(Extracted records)
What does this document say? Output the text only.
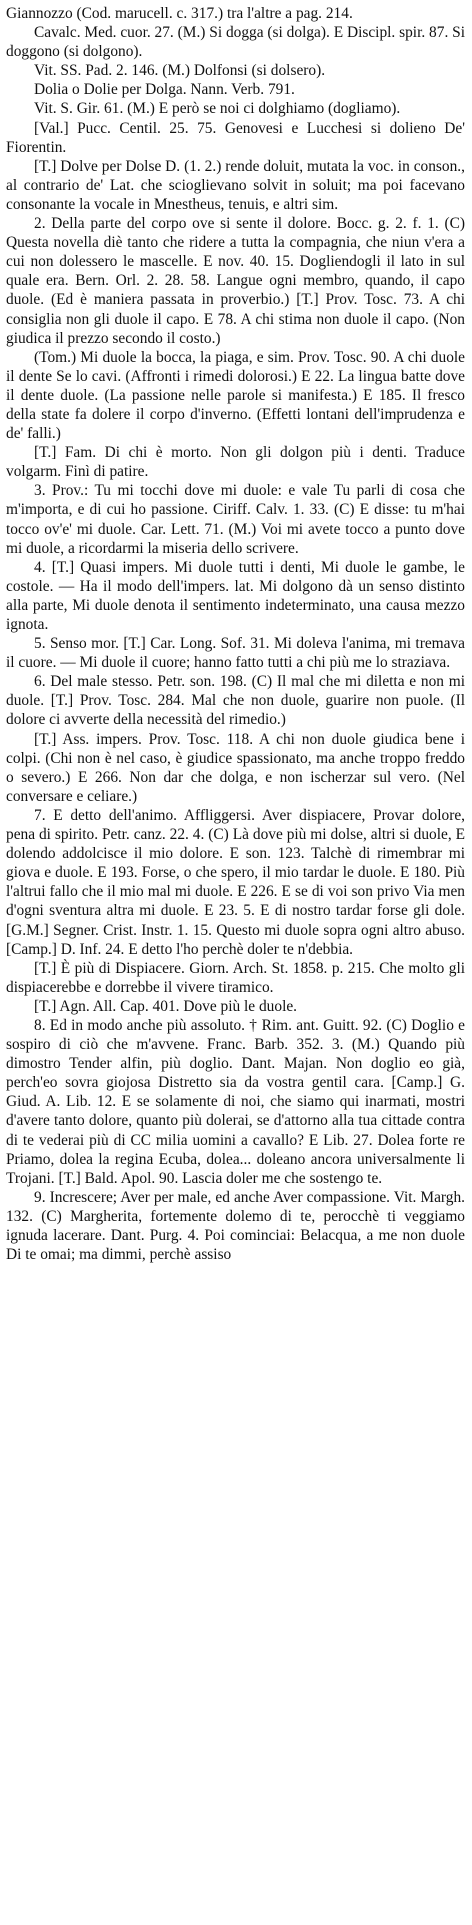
Giannozzo (Cod. marucell. c. 317.) tra l'altre a pag. 214.

Cavalc. Med. cuor. 27. (M.) Si dogga (si dolga). E Discipl. spir. 87. Si doggono (si dolgono).

Vit. SS. Pad. 2. 146. (M.) Dolfonsi (si dolsero).

Dolia o Dolie per Dolga. Nann. Verb. 791.

Vit. S. Gir. 61. (M.) E però se noi ci dolghiamo (dogliamo).

[Val.] Pucc. Centil. 25. 75. Genovesi e Lucchesi si dolieno De' Fiorentin.

[T.] Dolve per Dolse D. (1. 2.) rende doluit, mutata la voc. in conson., al contrario de' Lat. che scioglievano solvit in soluit; ma poi facevano consonante la vocale in Mnestheus, tenuis, e altri sim.

2. Della parte del corpo ove si sente il dolore. Bocc. g. 2. f. 1. (C) Questa novella diè tanto che ridere a tutta la compagnia, che niun v'era a cui non dolessero le mascelle. E nov. 40. 15. Dogliendogli il lato in sul quale era. Bern. Orl. 2. 28. 58. Langue ogni membro, quando, il capo duole. (Ed è maniera passata in proverbio.) [T.] Prov. Tosc. 73. A chi consiglia non gli duole il capo. E 78. A chi stima non duole il capo. (Non giudica il prezzo secondo il costo.)

(Tom.) Mi duole la bocca, la piaga, e sim. Prov. Tosc. 90. A chi duole il dente Se lo cavi. (Affronti i rimedi dolorosi.) E 22. La lingua batte dove il dente duole. (La passione nelle parole si manifesta.) E 185. Il fresco della state fa dolere il corpo d'inverno. (Effetti lontani dell'imprudenza e de' falli.)

[T.] Fam. Di chi è morto. Non gli dolgon più i denti. Traduce volgarm. Finì di patire.

3. Prov.: Tu mi tocchi dove mi duole: e vale Tu parli di cosa che m'importa, e di cui ho passione. Ciriff. Calv. 1. 33. (C) E disse: tu m'hai tocco ov'e' mi duole. Car. Lett. 71. (M.) Voi mi avete tocco a punto dove mi duole, a ricordarmi la miseria dello scrivere.

4. [T.] Quasi impers. Mi duole tutti i denti, Mi duole le gambe, le costole. — Ha il modo dell'impers. lat. Mi dolgono dà un senso distinto alla parte, Mi duole denota il sentimento indeterminato, una causa mezzo ignota.

5. Senso mor. [T.] Car. Long. Sof. 31. Mi doleva l'anima, mi tremava il cuore. — Mi duole il cuore; hanno fatto tutti a chi più me lo straziava.

6. Del male stesso. Petr. son. 198. (C) Il mal che mi diletta e non mi duole. [T.] Prov. Tosc. 284. Mal che non duole, guarire non puole. (Il dolore ci avverte della necessità del rimedio.)

[T.] Ass. impers. Prov. Tosc. 118. A chi non duole giudica bene i colpi. (Chi non è nel caso, è giudice spassionato, ma anche troppo freddo o severo.) E 266. Non dar che dolga, e non ischerzar sul vero. (Nel conversare e celiare.)

7. E detto dell'animo. Affliggersi. Aver dispiacere, Provar dolore, pena di spirito. Petr. canz. 22. 4. (C) Là dove più mi dolse, altri si duole, E dolendo addolcisce il mio dolore. E son. 123. Talchè di rimembrar mi giova e duole. E 193. Forse, o che spero, il mio tardar le duole. E 180. Più l'altrui fallo che il mio mal mi duole. E 226. E se di voi son privo Via men d'ogni sventura altra mi duole. E 23. 5. E di nostro tardar forse gli dole. [G.M.] Segner. Crist. Instr. 1. 15. Questo mi duole sopra ogni altro abuso. [Camp.] D. Inf. 24. E detto l'ho perchè doler te n'debbia.

[T.] È più di Dispiacere. Giorn. Arch. St. 1858. p. 215. Che molto gli dispiacerebbe e dorrebbe il vivere tiramico.

[T.] Agn. All. Cap. 401. Dove più le duole.

8. Ed in modo anche più assoluto. † Rim. ant. Guitt. 92. (C) Doglio e sospiro di ciò che m'avvene. Franc. Barb. 352. 3. (M.) Quando più dimostro Tender alfin, più doglio. Dant. Majan. Non doglio eo già, perch'eo sovra giojosa Distretto sia da vostra gentil cara. [Camp.] G. Giud. A. Lib. 12. E se solamente di noi, che siamo qui inarmati, mostri d'avere tanto dolore, quanto più dolerai, se d'attorno alla tua cittade contra di te vederai più di CC milia uomini a cavallo? E Lib. 27. Dolea forte re Priamo, dolea la regina Ecuba, dolea... doleano ancora universalmente li Trojani. [T.] Bald. Apol. 90. Lascia doler me che sostengo te.

9. Increscere; Aver per male, ed anche Aver compassione. Vit. Margh. 132. (C) Margherita, fortemente dolemo di te, perocchè ti veggiamo ignuda lacerare. Dant. Purg. 4. Poi cominciai: Belacqua, a me non duole Di te omai; ma dimmi, perchè assiso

What you will do - Repeat the data exactly, excluding the pictures.

Result of this exercise -
What does this document say? Output the text only.
Giannozzo (Cod. marucell. c. 317.) tra l'altre a pag. 214.

Cavalc. Med. cuor. 27. (M.) Si dogga (si dolga). E Discipl. spir. 87. Si doggono (si dolgono).

Vit. SS. Pad. 2. 146. (M.) Dolfonsi (si dolsero).

Dolia o Dolie per Dolga. Nann. Verb. 791.

Vit. S. Gir. 61. (M.) E però se noi ci dolghiamo (dogliamo).

[Val.] Pucc. Centil. 25. 75. Genovesi e Lucchesi si dolieno De' Fiorentin.

[T.] Dolve per Dolse D. (1. 2.) rende doluit, mutata la voc. in conson., al contrario de' Lat. che scioglievano solvit in soluit; ma poi facevano consonante la vocale in Mnestheus, tenuis, e altri sim.

2. Della parte del corpo ove si sente il dolore. Bocc. g. 2. f. 1. (C) Questa novella diè tanto che ridere a tutta la compagnia, che niun v'era a cui non dolessero le mascelle. E nov. 40. 15. Dogliendogli il lato in sul quale era. Bern. Orl. 2. 28. 58. Langue ogni membro, quando, il capo duole. (Ed è maniera passata in proverbio.) [T.] Prov. Tosc. 73. A chi consiglia non gli duole il capo. E 78. A chi stima non duole il capo. (Non giudica il prezzo secondo il costo.)

(Tom.) Mi duole la bocca, la piaga, e sim. Prov. Tosc. 90. A chi duole il dente Se lo cavi. (Affronti i rimedi dolorosi.) E 22. La lingua batte dove il dente duole. (La passione nelle parole si manifesta.) E 185. Il fresco della state fa dolere il corpo d'inverno. (Effetti lontani dell'imprudenza e de' falli.)

[T.] Fam. Di chi è morto. Non gli dolgon più i denti. Traduce volgarm. Finì di patire.

3. Prov.: Tu mi tocchi dove mi duole: e vale Tu parli di cosa che m'importa, e di cui ho passione. Ciriff. Calv. 1. 33. (C) E disse: tu m'hai tocco ov'e' mi duole. Car. Lett. 71. (M.) Voi mi avete tocco a punto dove mi duole, a ricordarmi la miseria dello scrivere.

4. [T.] Quasi impers. Mi duole tutti i denti, Mi duole le gambe, le costole. — Ha il modo dell'impers. lat. Mi dolgono dà un senso distinto alla parte, Mi duole denota il sentimento indeterminato, una causa mezzo ignota.

5. Senso mor. [T.] Car. Long. Sof. 31. Mi doleva l'anima, mi tremava il cuore. — Mi duole il cuore; hanno fatto tutti a chi più me lo straziava.

6. Del male stesso. Petr. son. 198. (C) Il mal che mi diletta e non mi duole. [T.] Prov. Tosc. 284. Mal che non duole, guarire non puole. (Il dolore ci avverte della necessità del rimedio.)

[T.] Ass. impers. Prov. Tosc. 118. A chi non duole giudica bene i colpi. (Chi non è nel caso, è giudice spassionato, ma anche troppo freddo o severo.) E 266. Non dar che dolga, e non ischerzar sul vero. (Nel conversare e celiare.)

7. E detto dell'animo. Affliggersi. Aver dispiacere, Provar dolore, pena di spirito. Petr. canz. 22. 4. (C) Là dove più mi dolse, altri si duole, E dolendo addolcisce il mio dolore. E son. 123. Talchè di rimembrar mi giova e duole. E 193. Forse, o che spero, il mio tardar le duole. E 180. Più l'altrui fallo che il mio mal mi duole. E 226. E se di voi son privo Via men d'ogni sventura altra mi duole. E 23. 5. E di nostro tardar forse gli dole. [G.M.] Segner. Crist. Instr. 1. 15. Questo mi duole sopra ogni altro abuso. [Camp.] D. Inf. 24. E detto l'ho perchè doler te n'debbia.

[T.] È più di Dispiacere. Giorn. Arch. St. 1858. p. 215. Che molto gli dispiacerebbe e dorrebbe il vivere tiramico.

[T.] Agn. All. Cap. 401. Dove più le duole.

8. Ed in modo anche più assoluto. † Rim. ant. Guitt. 92. (C) Doglio e sospiro di ciò che m'avvene. Franc. Barb. 352. 3. (M.) Quando più dimostro Tender alfin, più doglio. Dant. Majan. Non doglio eo già, perch'eo sovra giojosa Distretto sia da vostra gentil cara. [Camp.] G. Giud. A. Lib. 12. E se solamente di noi, che siamo qui inarmati, mostri d'avere tanto dolore, quanto più dolerai, se d'attorno alla tua cittade contra di te vederai più di CC milia uomini a cavallo? E Lib. 27. Dolea forte re Priamo, dolea la regina Ecuba, dolea... doleano ancora universalmente li Trojani. [T.] Bald. Apol. 90. Lascia doler me che sostengo te.

9. Increscere; Aver per male, ed anche Aver compassione. Vit. Margh. 132. (C) Margherita, fortemente dolemo di te, perocchè ti veggiamo ignuda lacerare. Dant. Purg. 4. Poi cominciai: Belacqua, a me non duole Di te omai; ma dimmi, perchè assiso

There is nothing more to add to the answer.